>> START

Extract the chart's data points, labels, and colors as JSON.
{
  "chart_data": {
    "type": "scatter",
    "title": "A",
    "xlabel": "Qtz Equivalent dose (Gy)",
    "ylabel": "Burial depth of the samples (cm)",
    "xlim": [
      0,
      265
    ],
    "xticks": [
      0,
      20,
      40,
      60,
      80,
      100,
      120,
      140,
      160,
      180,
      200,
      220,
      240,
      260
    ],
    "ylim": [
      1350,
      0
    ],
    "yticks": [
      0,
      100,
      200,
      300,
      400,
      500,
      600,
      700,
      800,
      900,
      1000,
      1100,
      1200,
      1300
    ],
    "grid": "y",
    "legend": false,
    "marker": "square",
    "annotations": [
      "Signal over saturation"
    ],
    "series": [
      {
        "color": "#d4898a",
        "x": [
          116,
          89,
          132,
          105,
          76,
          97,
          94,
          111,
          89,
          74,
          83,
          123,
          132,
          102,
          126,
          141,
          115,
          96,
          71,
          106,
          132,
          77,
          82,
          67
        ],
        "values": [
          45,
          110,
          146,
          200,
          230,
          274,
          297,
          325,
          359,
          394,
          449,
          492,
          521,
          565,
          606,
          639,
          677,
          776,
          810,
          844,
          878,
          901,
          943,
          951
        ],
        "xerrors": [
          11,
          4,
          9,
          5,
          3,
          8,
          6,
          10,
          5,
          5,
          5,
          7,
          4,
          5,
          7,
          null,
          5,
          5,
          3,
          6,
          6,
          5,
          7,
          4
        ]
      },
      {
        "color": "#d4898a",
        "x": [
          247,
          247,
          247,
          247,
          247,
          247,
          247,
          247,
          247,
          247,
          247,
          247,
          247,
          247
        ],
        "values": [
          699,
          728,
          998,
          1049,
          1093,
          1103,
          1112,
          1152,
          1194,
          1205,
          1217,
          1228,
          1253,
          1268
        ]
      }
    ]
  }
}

>> END

### WHAT TO DO
Write out the entries above word for word.

### RESULT OF THIS EXERCISE
Extract the chart's data points, labels, and colors as JSON.
{
  "chart_data": {
    "type": "scatter",
    "title": "A",
    "xlabel": "Qtz Equivalent dose (Gy)",
    "ylabel": "Burial depth of the samples (cm)",
    "xlim": [
      0,
      265
    ],
    "xticks": [
      0,
      20,
      40,
      60,
      80,
      100,
      120,
      140,
      160,
      180,
      200,
      220,
      240,
      260
    ],
    "ylim": [
      1350,
      0
    ],
    "yticks": [
      0,
      100,
      200,
      300,
      400,
      500,
      600,
      700,
      800,
      900,
      1000,
      1100,
      1200,
      1300
    ],
    "grid": "y",
    "legend": false,
    "marker": "square",
    "annotations": [
      "Signal over saturation"
    ],
    "series": [
      {
        "color": "#d4898a",
        "x": [
          116,
          89,
          132,
          105,
          76,
          97,
          94,
          111,
          89,
          74,
          83,
          123,
          132,
          102,
          126,
          141,
          115,
          96,
          71,
          106,
          132,
          77,
          82,
          67
        ],
        "values": [
          45,
          110,
          146,
          200,
          230,
          274,
          297,
          325,
          359,
          394,
          449,
          492,
          521,
          565,
          606,
          639,
          677,
          776,
          810,
          844,
          878,
          901,
          943,
          951
        ],
        "xerrors": [
          11,
          4,
          9,
          5,
          3,
          8,
          6,
          10,
          5,
          5,
          5,
          7,
          4,
          5,
          7,
          null,
          5,
          5,
          3,
          6,
          6,
          5,
          7,
          4
        ]
      },
      {
        "color": "#d4898a",
        "x": [
          247,
          247,
          247,
          247,
          247,
          247,
          247,
          247,
          247,
          247,
          247,
          247,
          247,
          247
        ],
        "values": [
          699,
          728,
          998,
          1049,
          1093,
          1103,
          1112,
          1152,
          1194,
          1205,
          1217,
          1228,
          1253,
          1268
        ]
      }
    ]
  }
}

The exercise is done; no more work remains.